Figure contents as structured data
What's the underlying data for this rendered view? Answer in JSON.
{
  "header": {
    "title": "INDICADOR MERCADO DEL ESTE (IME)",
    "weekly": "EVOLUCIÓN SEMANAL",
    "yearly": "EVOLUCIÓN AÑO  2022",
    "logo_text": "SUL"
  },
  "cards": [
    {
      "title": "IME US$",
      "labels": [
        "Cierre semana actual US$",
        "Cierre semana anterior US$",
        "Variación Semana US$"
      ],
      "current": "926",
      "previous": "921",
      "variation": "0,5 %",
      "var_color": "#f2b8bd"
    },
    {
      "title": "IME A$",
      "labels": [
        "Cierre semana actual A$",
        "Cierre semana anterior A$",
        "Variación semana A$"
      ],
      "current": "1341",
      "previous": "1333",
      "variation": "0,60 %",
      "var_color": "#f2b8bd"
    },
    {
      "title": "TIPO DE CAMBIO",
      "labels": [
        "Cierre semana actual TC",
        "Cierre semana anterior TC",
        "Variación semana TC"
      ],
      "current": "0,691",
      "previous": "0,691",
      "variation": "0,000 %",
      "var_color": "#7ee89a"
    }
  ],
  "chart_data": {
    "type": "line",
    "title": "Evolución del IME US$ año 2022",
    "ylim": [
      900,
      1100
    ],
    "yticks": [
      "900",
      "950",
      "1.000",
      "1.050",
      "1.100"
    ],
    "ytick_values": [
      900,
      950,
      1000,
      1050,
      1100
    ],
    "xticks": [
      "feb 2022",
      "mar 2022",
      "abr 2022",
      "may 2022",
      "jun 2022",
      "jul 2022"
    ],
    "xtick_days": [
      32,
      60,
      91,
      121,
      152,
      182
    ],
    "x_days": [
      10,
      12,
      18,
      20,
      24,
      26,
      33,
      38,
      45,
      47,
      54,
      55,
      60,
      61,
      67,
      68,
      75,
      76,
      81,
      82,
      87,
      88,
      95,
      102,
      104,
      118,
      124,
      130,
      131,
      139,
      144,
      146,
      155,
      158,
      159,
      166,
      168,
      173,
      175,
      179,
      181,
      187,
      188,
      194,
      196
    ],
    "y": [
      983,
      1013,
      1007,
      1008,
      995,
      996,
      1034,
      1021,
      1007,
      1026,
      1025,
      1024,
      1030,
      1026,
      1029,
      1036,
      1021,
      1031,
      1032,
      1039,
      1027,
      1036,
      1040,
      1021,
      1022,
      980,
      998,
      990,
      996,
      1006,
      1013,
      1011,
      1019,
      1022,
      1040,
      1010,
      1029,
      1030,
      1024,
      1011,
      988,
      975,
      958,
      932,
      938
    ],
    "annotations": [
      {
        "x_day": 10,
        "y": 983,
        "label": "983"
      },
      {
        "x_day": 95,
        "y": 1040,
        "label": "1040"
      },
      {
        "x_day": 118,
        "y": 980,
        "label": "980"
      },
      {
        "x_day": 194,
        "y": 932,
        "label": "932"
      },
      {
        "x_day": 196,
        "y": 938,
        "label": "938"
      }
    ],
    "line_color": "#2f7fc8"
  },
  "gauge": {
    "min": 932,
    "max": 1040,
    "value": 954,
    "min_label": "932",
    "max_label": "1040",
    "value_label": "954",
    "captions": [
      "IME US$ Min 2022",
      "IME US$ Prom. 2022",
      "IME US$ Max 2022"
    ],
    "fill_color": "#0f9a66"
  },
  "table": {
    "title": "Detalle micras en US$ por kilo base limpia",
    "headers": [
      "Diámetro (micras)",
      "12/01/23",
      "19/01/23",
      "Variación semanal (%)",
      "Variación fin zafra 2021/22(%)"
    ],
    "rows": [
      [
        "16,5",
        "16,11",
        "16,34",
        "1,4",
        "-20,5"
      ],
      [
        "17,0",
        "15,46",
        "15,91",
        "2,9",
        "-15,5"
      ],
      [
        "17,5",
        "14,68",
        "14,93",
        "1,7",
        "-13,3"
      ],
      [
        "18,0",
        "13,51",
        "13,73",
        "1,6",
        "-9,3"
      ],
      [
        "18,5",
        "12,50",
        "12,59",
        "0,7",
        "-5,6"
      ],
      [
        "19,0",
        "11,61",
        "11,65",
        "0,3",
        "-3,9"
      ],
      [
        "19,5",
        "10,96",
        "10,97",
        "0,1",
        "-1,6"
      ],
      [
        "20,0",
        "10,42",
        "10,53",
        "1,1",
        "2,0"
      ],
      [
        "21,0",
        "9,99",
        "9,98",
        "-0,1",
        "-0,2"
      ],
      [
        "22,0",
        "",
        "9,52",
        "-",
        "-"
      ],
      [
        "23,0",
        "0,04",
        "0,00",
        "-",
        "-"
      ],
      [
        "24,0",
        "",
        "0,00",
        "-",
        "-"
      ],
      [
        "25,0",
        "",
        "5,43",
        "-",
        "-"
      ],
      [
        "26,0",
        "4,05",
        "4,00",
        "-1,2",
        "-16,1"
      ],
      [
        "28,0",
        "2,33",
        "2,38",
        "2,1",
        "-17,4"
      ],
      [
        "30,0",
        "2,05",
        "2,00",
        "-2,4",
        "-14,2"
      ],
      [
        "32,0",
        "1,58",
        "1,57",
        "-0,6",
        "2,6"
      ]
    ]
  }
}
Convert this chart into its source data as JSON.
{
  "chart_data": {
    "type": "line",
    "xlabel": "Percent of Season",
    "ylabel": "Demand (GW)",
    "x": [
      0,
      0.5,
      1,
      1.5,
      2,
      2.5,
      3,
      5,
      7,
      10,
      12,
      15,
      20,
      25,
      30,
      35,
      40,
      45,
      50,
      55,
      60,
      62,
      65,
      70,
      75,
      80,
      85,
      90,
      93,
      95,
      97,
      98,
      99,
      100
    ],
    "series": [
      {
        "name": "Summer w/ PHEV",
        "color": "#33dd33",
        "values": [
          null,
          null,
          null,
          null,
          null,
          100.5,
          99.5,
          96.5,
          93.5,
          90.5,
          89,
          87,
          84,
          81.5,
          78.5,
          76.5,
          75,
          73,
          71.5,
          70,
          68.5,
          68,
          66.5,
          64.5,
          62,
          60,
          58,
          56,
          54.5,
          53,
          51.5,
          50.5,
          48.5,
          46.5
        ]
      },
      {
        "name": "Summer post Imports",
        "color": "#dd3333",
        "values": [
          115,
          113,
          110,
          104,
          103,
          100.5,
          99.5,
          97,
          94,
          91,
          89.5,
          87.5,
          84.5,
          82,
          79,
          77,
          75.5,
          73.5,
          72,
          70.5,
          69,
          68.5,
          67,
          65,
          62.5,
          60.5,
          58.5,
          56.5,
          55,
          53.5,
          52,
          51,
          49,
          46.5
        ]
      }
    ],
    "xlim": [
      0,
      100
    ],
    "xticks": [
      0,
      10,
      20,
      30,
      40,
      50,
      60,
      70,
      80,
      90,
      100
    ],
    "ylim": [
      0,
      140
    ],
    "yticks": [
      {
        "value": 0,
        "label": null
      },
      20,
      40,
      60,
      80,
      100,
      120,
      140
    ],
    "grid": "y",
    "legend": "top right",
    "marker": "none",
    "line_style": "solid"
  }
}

= STATED EXERCISE =
All of the entries must be written out exactly as they stand.

= WORKED ANSWER =
What's the underlying data for this rendered view? Answer in JSON.
{
  "header": {
    "title": "INDICADOR MERCADO DEL ESTE (IME)",
    "weekly": "EVOLUCIÓN SEMANAL",
    "yearly": "EVOLUCIÓN AÑO  2022",
    "logo_text": "SUL"
  },
  "cards": [
    {
      "title": "IME US$",
      "labels": [
        "Cierre semana actual US$",
        "Cierre semana anterior US$",
        "Variación Semana US$"
      ],
      "current": "926",
      "previous": "921",
      "variation": "0,5 %",
      "var_color": "#f2b8bd"
    },
    {
      "title": "IME A$",
      "labels": [
        "Cierre semana actual A$",
        "Cierre semana anterior A$",
        "Variación semana A$"
      ],
      "current": "1341",
      "previous": "1333",
      "variation": "0,60 %",
      "var_color": "#f2b8bd"
    },
    {
      "title": "TIPO DE CAMBIO",
      "labels": [
        "Cierre semana actual TC",
        "Cierre semana anterior TC",
        "Variación semana TC"
      ],
      "current": "0,691",
      "previous": "0,691",
      "variation": "0,000 %",
      "var_color": "#7ee89a"
    }
  ],
  "chart_data": {
    "type": "line",
    "title": "Evolución del IME US$ año 2022",
    "ylim": [
      900,
      1100
    ],
    "yticks": [
      "900",
      "950",
      "1.000",
      "1.050",
      "1.100"
    ],
    "ytick_values": [
      900,
      950,
      1000,
      1050,
      1100
    ],
    "xticks": [
      "feb 2022",
      "mar 2022",
      "abr 2022",
      "may 2022",
      "jun 2022",
      "jul 2022"
    ],
    "xtick_days": [
      32,
      60,
      91,
      121,
      152,
      182
    ],
    "x_days": [
      10,
      12,
      18,
      20,
      24,
      26,
      33,
      38,
      45,
      47,
      54,
      55,
      60,
      61,
      67,
      68,
      75,
      76,
      81,
      82,
      87,
      88,
      95,
      102,
      104,
      118,
      124,
      130,
      131,
      139,
      144,
      146,
      155,
      158,
      159,
      166,
      168,
      173,
      175,
      179,
      181,
      187,
      188,
      194,
      196
    ],
    "y": [
      983,
      1013,
      1007,
      1008,
      995,
      996,
      1034,
      1021,
      1007,
      1026,
      1025,
      1024,
      1030,
      1026,
      1029,
      1036,
      1021,
      1031,
      1032,
      1039,
      1027,
      1036,
      1040,
      1021,
      1022,
      980,
      998,
      990,
      996,
      1006,
      1013,
      1011,
      1019,
      1022,
      1040,
      1010,
      1029,
      1030,
      1024,
      1011,
      988,
      975,
      958,
      932,
      938
    ],
    "annotations": [
      {
        "x_day": 10,
        "y": 983,
        "label": "983"
      },
      {
        "x_day": 95,
        "y": 1040,
        "label": "1040"
      },
      {
        "x_day": 118,
        "y": 980,
        "label": "980"
      },
      {
        "x_day": 194,
        "y": 932,
        "label": "932"
      },
      {
        "x_day": 196,
        "y": 938,
        "label": "938"
      }
    ],
    "line_color": "#2f7fc8"
  },
  "gauge": {
    "min": 932,
    "max": 1040,
    "value": 954,
    "min_label": "932",
    "max_label": "1040",
    "value_label": "954",
    "captions": [
      "IME US$ Min 2022",
      "IME US$ Prom. 2022",
      "IME US$ Max 2022"
    ],
    "fill_color": "#0f9a66"
  },
  "table": {
    "title": "Detalle micras en US$ por kilo base limpia",
    "headers": [
      "Diámetro (micras)",
      "12/01/23",
      "19/01/23",
      "Variación semanal (%)",
      "Variación fin zafra 2021/22(%)"
    ],
    "rows": [
      [
        "16,5",
        "16,11",
        "16,34",
        "1,4",
        "-20,5"
      ],
      [
        "17,0",
        "15,46",
        "15,91",
        "2,9",
        "-15,5"
      ],
      [
        "17,5",
        "14,68",
        "14,93",
        "1,7",
        "-13,3"
      ],
      [
        "18,0",
        "13,51",
        "13,73",
        "1,6",
        "-9,3"
      ],
      [
        "18,5",
        "12,50",
        "12,59",
        "0,7",
        "-5,6"
      ],
      [
        "19,0",
        "11,61",
        "11,65",
        "0,3",
        "-3,9"
      ],
      [
        "19,5",
        "10,96",
        "10,97",
        "0,1",
        "-1,6"
      ],
      [
        "20,0",
        "10,42",
        "10,53",
        "1,1",
        "2,0"
      ],
      [
        "21,0",
        "9,99",
        "9,98",
        "-0,1",
        "-0,2"
      ],
      [
        "22,0",
        "",
        "9,52",
        "-",
        "-"
      ],
      [
        "23,0",
        "0,04",
        "0,00",
        "-",
        "-"
      ],
      [
        "24,0",
        "",
        "0,00",
        "-",
        "-"
      ],
      [
        "25,0",
        "",
        "5,43",
        "-",
        "-"
      ],
      [
        "26,0",
        "4,05",
        "4,00",
        "-1,2",
        "-16,1"
      ],
      [
        "28,0",
        "2,33",
        "2,38",
        "2,1",
        "-17,4"
      ],
      [
        "30,0",
        "2,05",
        "2,00",
        "-2,4",
        "-14,2"
      ],
      [
        "32,0",
        "1,58",
        "1,57",
        "-0,6",
        "2,6"
      ]
    ]
  }
}
Convert this chart into its source data as JSON.
{
  "chart_data": {
    "type": "line",
    "xlabel": "Percent of Season",
    "ylabel": "Demand (GW)",
    "x": [
      0,
      0.5,
      1,
      1.5,
      2,
      2.5,
      3,
      5,
      7,
      10,
      12,
      15,
      20,
      25,
      30,
      35,
      40,
      45,
      50,
      55,
      60,
      62,
      65,
      70,
      75,
      80,
      85,
      90,
      93,
      95,
      97,
      98,
      99,
      100
    ],
    "series": [
      {
        "name": "Summer w/ PHEV",
        "color": "#33dd33",
        "values": [
          null,
          null,
          null,
          null,
          null,
          100.5,
          99.5,
          96.5,
          93.5,
          90.5,
          89,
          87,
          84,
          81.5,
          78.5,
          76.5,
          75,
          73,
          71.5,
          70,
          68.5,
          68,
          66.5,
          64.5,
          62,
          60,
          58,
          56,
          54.5,
          53,
          51.5,
          50.5,
          48.5,
          46.5
        ]
      },
      {
        "name": "Summer post Imports",
        "color": "#dd3333",
        "values": [
          115,
          113,
          110,
          104,
          103,
          100.5,
          99.5,
          97,
          94,
          91,
          89.5,
          87.5,
          84.5,
          82,
          79,
          77,
          75.5,
          73.5,
          72,
          70.5,
          69,
          68.5,
          67,
          65,
          62.5,
          60.5,
          58.5,
          56.5,
          55,
          53.5,
          52,
          51,
          49,
          46.5
        ]
      }
    ],
    "xlim": [
      0,
      100
    ],
    "xticks": [
      0,
      10,
      20,
      30,
      40,
      50,
      60,
      70,
      80,
      90,
      100
    ],
    "ylim": [
      0,
      140
    ],
    "yticks": [
      {
        "value": 0,
        "label": null
      },
      20,
      40,
      60,
      80,
      100,
      120,
      140
    ],
    "grid": "y",
    "legend": "top right",
    "marker": "none",
    "line_style": "solid"
  }
}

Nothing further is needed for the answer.